__Records to process__
+ + +

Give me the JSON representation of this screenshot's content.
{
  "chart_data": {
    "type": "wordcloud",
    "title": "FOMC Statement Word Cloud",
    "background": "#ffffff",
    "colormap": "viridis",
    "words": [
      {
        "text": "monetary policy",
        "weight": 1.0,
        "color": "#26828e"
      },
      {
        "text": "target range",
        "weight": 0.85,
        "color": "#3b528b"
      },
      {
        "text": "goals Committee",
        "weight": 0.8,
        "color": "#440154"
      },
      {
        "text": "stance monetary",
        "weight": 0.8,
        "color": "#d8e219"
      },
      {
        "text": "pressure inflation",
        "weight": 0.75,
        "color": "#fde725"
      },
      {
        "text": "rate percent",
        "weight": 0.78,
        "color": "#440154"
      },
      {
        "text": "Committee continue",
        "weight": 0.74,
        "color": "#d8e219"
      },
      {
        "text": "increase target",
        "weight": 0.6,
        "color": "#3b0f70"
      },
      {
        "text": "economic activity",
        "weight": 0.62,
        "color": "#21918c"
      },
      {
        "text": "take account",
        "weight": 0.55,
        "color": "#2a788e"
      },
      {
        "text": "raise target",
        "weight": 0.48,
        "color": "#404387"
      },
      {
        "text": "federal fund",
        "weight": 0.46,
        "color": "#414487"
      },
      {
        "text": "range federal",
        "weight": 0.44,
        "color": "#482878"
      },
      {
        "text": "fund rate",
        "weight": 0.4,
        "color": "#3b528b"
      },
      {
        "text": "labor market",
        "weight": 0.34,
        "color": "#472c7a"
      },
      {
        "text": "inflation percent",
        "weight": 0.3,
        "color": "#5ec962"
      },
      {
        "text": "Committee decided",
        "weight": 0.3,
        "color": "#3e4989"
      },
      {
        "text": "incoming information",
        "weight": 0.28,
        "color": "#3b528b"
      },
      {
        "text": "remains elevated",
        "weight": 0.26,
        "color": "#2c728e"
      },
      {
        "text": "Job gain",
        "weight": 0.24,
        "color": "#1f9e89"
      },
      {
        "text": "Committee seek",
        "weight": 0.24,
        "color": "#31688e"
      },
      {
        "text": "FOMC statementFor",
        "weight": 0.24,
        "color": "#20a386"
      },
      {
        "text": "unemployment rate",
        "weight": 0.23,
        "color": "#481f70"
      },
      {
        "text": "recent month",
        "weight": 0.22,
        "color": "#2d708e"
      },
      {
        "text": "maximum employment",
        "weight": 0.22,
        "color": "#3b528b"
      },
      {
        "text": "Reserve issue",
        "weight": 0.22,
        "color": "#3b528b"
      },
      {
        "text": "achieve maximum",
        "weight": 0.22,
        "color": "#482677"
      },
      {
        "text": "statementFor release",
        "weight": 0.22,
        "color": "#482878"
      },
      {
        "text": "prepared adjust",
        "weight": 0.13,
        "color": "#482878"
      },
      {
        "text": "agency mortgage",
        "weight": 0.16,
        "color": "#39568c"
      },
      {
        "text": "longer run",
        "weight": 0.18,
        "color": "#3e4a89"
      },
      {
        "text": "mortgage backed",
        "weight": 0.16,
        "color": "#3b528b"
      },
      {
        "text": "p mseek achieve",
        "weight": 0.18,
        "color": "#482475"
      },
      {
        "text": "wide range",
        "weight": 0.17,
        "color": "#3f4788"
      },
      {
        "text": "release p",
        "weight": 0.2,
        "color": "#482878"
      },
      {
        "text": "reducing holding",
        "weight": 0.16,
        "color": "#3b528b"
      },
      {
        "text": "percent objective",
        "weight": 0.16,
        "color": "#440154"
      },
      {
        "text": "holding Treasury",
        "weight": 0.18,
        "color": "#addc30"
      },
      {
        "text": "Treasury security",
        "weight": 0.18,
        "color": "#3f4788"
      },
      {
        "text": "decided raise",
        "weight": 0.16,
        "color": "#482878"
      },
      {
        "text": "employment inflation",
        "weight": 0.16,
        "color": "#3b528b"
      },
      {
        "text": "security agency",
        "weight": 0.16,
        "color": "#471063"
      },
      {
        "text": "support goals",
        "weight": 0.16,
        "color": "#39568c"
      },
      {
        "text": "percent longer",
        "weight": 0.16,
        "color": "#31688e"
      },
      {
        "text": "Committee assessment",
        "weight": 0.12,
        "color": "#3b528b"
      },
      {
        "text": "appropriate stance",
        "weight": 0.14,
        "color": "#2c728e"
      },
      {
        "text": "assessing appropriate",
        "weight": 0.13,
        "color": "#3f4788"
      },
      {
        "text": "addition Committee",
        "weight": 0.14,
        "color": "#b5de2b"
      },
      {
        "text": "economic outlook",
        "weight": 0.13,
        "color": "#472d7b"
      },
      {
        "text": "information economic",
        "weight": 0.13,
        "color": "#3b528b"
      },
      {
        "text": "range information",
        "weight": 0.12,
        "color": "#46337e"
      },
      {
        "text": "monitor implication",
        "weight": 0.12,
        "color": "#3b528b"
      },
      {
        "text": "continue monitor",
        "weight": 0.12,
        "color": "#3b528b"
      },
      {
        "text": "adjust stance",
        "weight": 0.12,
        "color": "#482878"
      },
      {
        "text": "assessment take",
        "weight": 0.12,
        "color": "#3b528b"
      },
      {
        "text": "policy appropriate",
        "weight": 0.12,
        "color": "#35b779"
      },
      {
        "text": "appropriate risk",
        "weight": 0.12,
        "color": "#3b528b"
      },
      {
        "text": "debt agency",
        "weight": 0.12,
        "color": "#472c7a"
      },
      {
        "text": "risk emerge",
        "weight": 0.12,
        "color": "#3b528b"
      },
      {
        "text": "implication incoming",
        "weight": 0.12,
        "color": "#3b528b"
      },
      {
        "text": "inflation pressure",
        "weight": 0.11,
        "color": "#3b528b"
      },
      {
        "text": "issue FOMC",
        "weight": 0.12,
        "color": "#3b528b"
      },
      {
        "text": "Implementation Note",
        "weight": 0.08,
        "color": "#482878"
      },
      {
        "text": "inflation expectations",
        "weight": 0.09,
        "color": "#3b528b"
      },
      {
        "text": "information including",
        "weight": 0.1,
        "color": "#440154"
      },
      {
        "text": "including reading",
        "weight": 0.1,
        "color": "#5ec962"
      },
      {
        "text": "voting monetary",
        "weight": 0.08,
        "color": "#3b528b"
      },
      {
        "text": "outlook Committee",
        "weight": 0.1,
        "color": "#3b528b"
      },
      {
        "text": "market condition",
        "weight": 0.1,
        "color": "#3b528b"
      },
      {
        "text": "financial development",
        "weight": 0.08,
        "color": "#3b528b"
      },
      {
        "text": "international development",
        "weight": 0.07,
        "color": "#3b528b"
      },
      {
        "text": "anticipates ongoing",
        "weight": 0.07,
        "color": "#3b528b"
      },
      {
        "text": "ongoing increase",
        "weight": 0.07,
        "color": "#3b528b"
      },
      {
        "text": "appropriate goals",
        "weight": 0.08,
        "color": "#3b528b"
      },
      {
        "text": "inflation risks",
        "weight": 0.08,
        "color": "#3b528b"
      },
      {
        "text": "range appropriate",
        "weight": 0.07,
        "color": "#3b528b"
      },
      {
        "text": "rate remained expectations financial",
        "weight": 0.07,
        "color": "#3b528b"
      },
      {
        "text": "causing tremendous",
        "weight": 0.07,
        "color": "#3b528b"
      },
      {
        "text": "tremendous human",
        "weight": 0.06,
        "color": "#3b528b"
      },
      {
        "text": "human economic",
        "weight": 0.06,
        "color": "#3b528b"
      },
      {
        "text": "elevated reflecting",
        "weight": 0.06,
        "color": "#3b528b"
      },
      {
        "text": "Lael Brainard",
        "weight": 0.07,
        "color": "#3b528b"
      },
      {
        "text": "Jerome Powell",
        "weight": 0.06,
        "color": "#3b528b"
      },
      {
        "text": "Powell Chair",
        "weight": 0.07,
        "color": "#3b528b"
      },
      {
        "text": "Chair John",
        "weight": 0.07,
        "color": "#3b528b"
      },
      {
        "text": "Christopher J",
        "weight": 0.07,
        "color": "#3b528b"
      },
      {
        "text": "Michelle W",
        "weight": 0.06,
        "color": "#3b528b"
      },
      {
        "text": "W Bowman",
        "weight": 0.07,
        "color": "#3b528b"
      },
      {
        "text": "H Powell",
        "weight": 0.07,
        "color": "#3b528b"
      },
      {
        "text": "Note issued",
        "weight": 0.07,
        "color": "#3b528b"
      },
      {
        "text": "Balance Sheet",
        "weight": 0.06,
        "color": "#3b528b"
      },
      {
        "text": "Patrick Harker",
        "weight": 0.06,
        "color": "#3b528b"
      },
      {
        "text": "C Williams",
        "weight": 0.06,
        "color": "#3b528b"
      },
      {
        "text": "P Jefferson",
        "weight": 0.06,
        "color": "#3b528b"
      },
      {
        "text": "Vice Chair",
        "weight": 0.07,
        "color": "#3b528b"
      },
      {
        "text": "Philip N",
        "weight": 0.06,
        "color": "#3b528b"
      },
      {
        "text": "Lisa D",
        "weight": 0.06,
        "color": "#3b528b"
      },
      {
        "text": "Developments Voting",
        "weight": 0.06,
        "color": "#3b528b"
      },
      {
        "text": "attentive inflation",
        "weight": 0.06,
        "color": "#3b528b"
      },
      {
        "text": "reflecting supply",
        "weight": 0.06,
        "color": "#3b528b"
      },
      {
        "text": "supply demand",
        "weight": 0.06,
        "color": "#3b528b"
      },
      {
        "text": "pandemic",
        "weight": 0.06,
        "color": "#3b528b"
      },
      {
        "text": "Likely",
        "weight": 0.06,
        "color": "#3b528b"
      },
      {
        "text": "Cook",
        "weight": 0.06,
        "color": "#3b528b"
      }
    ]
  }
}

+ + +

__The request__
Where a line holds the string "implication", copy that line.

__The result__
        "text": "monitor implication",
        "text": "implication incoming",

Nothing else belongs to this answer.